- **TO BE DONE**
Transcribe the records that follow in their entirety, omitting any pictures.

- **MATERIAL**
□ □ □ □

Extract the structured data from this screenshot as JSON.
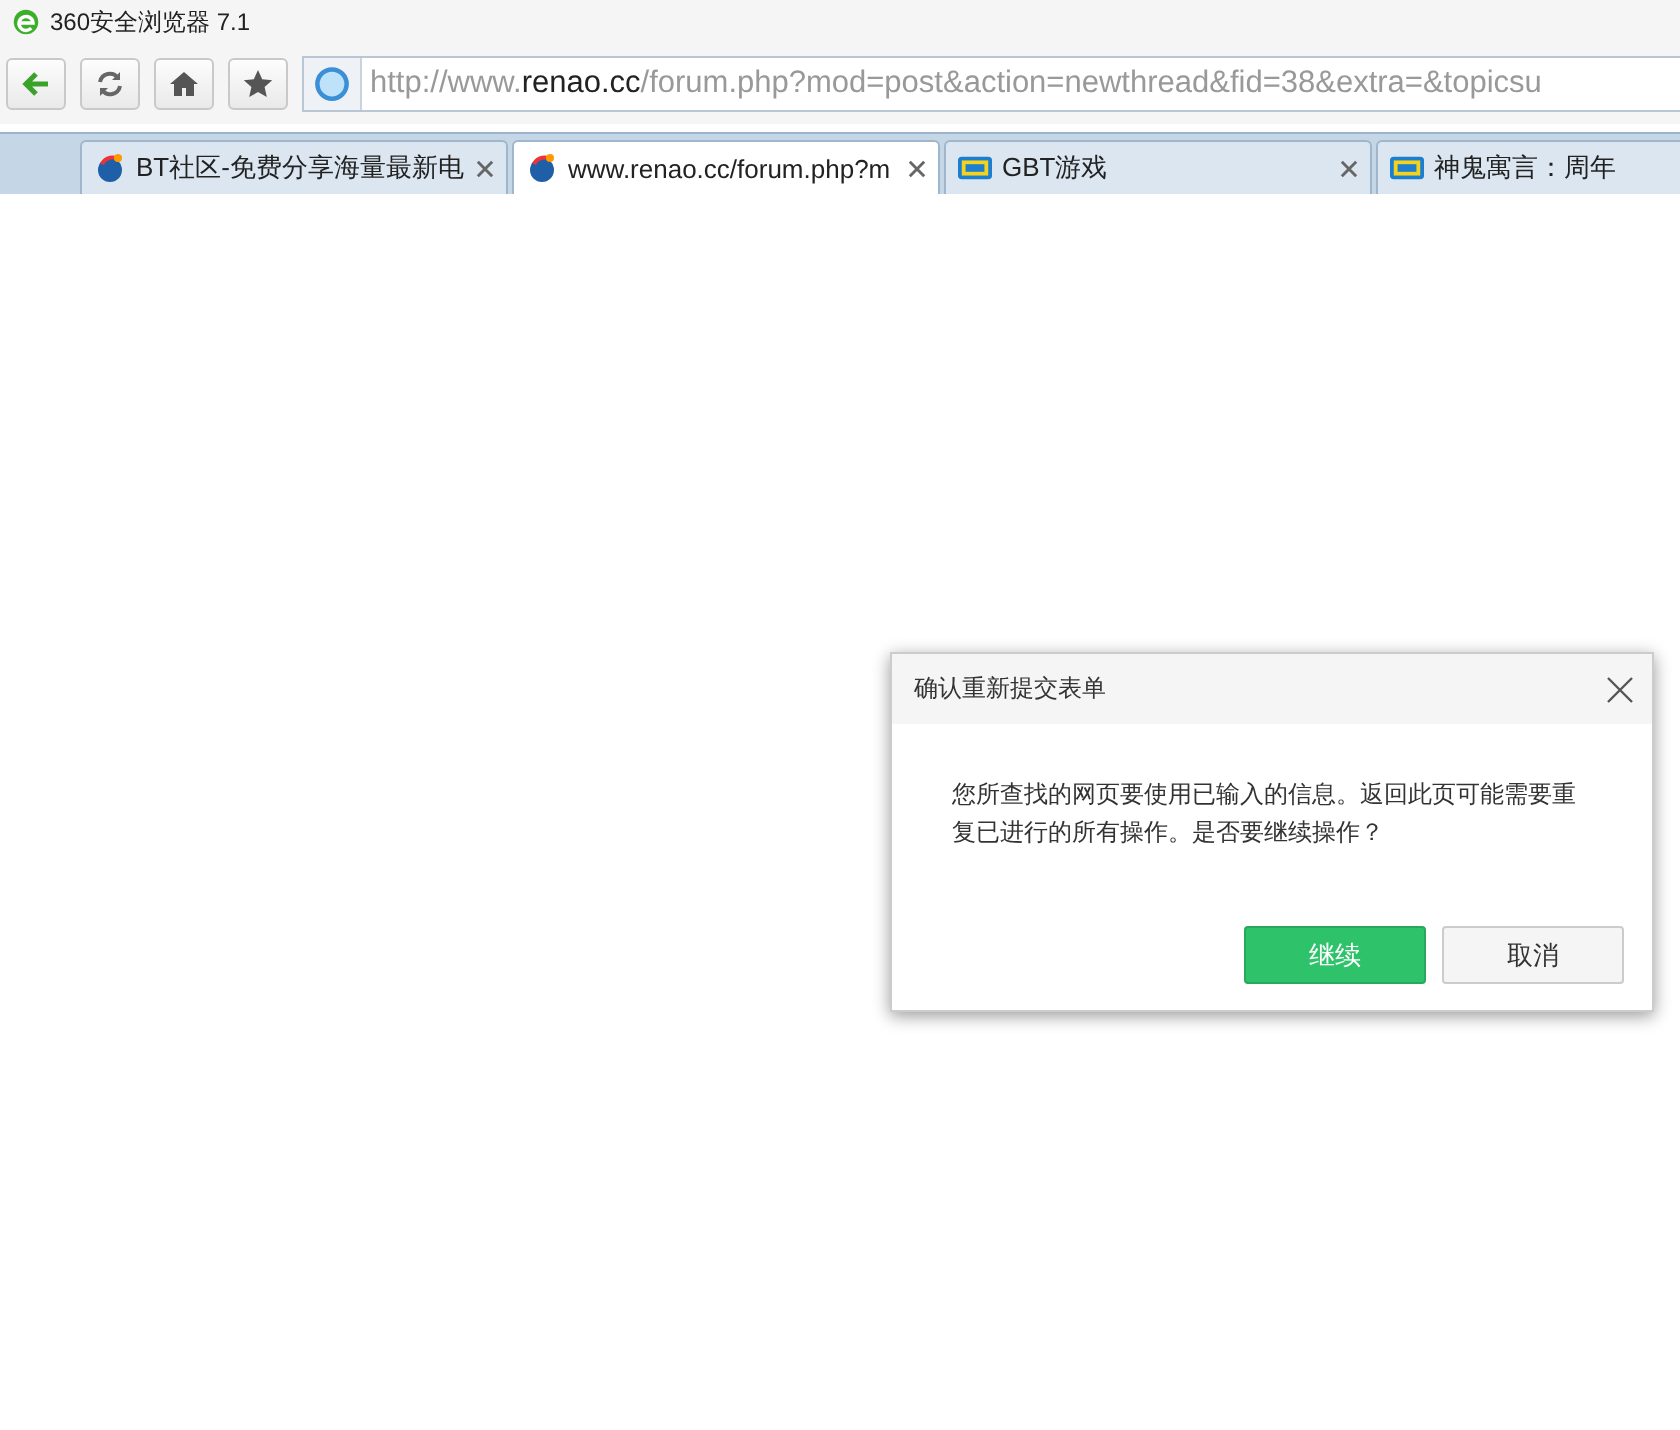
{
  "window": {
    "title": "360安全浏览器 7.1"
  },
  "address_bar": {
    "url": "http://www.**renao.cc**/forum.php?mod=post&action=newthread&fid=38&extra=&topicsu"
  },
  "tabs": [
    {
      "label": "BT社区-免费分享海量最新电",
      "kind": "globe",
      "selected": false
    },
    {
      "label": "www.renao.cc/forum.php?m",
      "kind": "globe",
      "selected": true
    },
    {
      "label": "GBT游戏",
      "kind": "bt",
      "selected": false
    },
    {
      "label": "神鬼寓言：周年",
      "kind": "bt",
      "selected": false
    }
  ],
  "dialog": {
    "title": "确认重新提交表单",
    "message": "您所查找的网页要使用已输入的信息。返回此页可能需要重复已进行的所有操作。是否要继续操作？",
    "buttons": [
      {
        "label": "继续",
        "kind": "primary"
      },
      {
        "label": "取消",
        "kind": "secondary"
      }
    ]
  }
}
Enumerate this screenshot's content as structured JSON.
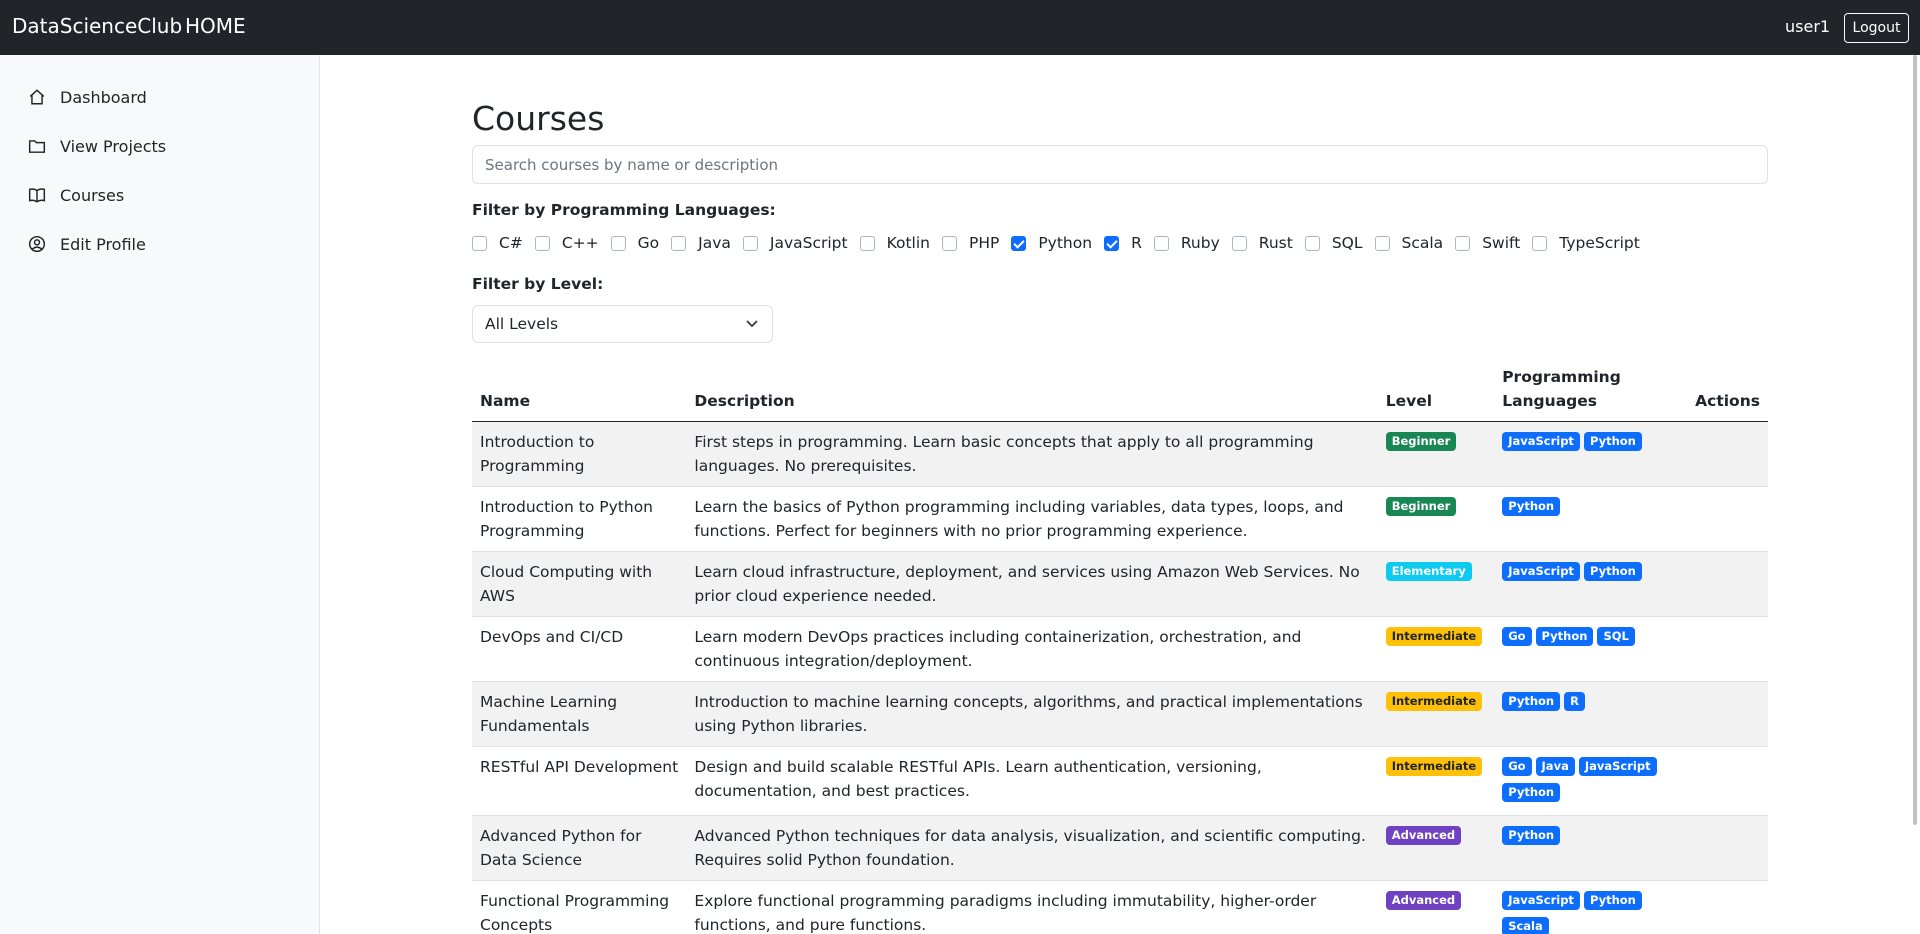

□ □ □ □

- **FINISHED EXERCISE**
Extract the structured data from this screenshot as JSON.
{
  "window": {
    "title": "360安全浏览器 7.1"
  },
  "address_bar": {
    "url": "http://www.**renao.cc**/forum.php?mod=post&action=newthread&fid=38&extra=&topicsu"
  },
  "tabs": [
    {
      "label": "BT社区-免费分享海量最新电",
      "kind": "globe",
      "selected": false
    },
    {
      "label": "www.renao.cc/forum.php?m",
      "kind": "globe",
      "selected": true
    },
    {
      "label": "GBT游戏",
      "kind": "bt",
      "selected": false
    },
    {
      "label": "神鬼寓言：周年",
      "kind": "bt",
      "selected": false
    }
  ],
  "dialog": {
    "title": "确认重新提交表单",
    "message": "您所查找的网页要使用已输入的信息。返回此页可能需要重复已进行的所有操作。是否要继续操作？",
    "buttons": [
      {
        "label": "继续",
        "kind": "primary"
      },
      {
        "label": "取消",
        "kind": "secondary"
      }
    ]
  }
}
Enumerate this screenshot's content as structured JSON.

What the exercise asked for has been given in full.